• _Work instructions_: In the material below, find how many lines contain the string "icon". Write only that number.

• _Provided records_:
## Begin

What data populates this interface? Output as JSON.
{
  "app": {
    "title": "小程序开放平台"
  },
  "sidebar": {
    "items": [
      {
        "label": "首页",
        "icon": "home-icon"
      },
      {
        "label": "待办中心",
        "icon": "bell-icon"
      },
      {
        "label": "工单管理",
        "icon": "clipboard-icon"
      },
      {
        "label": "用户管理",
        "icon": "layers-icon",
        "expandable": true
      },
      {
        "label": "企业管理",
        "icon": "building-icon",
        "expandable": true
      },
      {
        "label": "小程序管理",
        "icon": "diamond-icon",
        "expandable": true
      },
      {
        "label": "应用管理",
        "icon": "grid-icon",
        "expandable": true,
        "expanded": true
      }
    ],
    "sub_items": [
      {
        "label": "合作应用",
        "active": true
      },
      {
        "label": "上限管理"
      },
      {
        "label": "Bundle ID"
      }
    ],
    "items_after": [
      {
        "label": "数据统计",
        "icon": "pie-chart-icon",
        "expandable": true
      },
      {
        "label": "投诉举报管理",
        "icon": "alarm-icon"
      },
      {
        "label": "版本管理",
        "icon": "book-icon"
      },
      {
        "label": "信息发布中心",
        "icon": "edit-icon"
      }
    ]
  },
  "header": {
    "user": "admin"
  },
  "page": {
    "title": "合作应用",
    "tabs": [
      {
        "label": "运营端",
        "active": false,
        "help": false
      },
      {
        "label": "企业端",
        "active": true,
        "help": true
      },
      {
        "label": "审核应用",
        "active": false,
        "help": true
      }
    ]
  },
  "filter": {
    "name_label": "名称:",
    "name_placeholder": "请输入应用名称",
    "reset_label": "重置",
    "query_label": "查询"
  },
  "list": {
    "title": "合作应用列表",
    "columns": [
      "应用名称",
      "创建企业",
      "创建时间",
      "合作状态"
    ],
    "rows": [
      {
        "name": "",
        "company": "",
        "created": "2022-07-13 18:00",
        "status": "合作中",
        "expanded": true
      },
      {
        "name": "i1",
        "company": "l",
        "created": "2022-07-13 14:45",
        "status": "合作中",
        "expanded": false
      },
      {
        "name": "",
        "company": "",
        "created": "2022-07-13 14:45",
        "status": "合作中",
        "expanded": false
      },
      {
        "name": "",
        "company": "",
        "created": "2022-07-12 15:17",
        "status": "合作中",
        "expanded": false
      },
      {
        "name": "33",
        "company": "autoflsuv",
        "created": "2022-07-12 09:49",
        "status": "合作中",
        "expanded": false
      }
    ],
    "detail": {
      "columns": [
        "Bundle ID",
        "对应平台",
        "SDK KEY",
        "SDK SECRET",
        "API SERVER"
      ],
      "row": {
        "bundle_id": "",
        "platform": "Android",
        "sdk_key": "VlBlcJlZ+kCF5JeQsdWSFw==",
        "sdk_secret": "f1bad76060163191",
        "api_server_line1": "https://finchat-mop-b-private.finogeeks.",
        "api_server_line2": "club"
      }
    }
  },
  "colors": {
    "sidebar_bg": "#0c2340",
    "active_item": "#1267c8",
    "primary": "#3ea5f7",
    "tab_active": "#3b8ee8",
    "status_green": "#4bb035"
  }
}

## End
## Begin

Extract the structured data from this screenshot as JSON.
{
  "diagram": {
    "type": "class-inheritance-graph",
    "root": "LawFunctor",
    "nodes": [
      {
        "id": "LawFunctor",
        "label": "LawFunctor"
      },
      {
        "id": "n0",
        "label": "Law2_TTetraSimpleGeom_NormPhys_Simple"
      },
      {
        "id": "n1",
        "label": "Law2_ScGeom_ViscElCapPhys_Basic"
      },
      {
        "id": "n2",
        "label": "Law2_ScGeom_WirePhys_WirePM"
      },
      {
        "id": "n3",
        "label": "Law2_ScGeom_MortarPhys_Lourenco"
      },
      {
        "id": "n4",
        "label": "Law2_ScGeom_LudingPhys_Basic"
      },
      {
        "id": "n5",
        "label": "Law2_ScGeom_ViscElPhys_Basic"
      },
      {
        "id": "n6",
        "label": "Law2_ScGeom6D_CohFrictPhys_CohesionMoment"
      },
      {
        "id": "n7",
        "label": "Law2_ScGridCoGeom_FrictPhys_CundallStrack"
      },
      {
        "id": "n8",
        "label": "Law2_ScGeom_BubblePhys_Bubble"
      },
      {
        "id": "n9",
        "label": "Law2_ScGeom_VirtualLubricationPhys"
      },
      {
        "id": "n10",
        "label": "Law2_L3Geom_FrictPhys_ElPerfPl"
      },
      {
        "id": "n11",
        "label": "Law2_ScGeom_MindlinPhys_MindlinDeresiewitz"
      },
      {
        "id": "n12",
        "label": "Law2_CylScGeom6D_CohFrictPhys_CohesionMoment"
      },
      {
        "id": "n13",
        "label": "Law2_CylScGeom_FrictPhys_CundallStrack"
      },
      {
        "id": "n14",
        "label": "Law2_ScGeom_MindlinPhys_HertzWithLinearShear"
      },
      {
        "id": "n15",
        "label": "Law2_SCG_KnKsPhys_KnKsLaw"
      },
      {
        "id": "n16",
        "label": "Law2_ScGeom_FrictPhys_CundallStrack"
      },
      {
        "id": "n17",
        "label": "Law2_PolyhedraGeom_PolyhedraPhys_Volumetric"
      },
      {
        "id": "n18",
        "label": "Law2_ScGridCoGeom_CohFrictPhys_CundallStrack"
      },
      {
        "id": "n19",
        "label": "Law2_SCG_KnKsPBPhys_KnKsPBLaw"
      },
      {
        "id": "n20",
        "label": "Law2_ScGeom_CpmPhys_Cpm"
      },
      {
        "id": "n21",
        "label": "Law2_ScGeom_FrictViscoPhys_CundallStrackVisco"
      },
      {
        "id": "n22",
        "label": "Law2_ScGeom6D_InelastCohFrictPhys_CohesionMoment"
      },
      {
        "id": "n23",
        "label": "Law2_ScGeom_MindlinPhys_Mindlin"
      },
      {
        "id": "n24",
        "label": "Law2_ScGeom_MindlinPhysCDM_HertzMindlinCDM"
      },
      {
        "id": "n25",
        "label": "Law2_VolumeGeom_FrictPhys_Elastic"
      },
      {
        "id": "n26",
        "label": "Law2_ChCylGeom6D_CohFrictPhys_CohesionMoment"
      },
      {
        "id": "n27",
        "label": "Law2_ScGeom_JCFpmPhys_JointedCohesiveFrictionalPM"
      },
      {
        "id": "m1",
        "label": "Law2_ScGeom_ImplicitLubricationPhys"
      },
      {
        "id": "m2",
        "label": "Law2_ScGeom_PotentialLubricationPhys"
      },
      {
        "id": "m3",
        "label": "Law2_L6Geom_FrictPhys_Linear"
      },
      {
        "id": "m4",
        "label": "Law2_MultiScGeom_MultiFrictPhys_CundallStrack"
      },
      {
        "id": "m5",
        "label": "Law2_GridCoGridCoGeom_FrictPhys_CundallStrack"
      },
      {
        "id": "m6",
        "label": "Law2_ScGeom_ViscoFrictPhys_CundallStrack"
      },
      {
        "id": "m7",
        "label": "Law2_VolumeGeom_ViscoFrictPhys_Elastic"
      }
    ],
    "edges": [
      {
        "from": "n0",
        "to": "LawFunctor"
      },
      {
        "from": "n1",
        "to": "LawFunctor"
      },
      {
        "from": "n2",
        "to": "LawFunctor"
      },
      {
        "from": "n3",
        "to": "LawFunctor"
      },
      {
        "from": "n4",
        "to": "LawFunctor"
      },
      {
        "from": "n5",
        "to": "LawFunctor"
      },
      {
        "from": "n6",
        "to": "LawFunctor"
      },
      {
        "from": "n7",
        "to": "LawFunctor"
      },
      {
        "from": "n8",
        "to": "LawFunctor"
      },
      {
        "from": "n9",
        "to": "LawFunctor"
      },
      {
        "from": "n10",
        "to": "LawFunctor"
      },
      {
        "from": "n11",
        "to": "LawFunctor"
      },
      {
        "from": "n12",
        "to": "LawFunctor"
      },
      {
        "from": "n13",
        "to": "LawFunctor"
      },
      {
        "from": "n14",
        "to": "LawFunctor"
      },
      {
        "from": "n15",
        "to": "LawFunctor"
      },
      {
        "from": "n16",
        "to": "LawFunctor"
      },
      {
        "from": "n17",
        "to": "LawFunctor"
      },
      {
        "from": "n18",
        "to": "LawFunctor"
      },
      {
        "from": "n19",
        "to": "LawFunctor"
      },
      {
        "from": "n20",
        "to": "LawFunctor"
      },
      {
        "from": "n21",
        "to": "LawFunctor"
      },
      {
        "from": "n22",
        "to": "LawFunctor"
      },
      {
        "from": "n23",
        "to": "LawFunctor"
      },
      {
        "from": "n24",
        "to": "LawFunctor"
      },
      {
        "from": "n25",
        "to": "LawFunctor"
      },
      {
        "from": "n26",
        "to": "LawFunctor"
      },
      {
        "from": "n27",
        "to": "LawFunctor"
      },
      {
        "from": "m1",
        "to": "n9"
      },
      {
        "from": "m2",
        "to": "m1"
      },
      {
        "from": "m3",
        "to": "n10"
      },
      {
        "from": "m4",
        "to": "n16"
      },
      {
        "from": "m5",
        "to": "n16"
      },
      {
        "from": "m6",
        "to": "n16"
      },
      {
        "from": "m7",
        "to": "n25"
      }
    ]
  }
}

## End
## Begin

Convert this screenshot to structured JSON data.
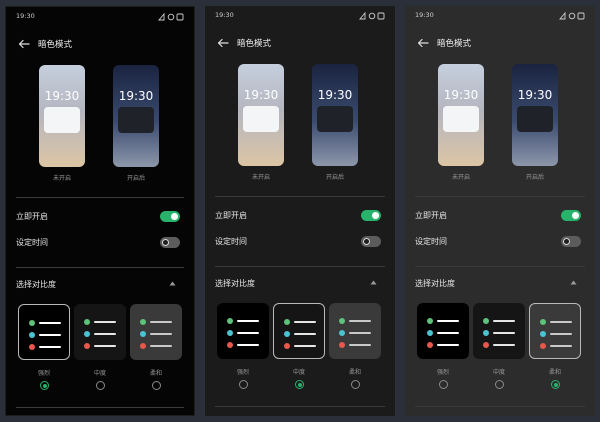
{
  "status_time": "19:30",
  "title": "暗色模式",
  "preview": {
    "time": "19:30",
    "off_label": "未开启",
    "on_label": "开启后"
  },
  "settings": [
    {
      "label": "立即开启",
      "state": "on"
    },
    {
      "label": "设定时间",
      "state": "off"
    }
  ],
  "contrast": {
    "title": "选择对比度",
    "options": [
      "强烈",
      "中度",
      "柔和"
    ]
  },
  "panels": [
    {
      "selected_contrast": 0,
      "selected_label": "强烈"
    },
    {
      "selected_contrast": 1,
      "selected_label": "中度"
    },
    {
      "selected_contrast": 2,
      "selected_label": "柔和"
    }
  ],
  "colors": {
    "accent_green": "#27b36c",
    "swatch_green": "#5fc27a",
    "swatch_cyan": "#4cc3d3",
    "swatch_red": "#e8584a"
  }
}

## End

• _Complete output_: 11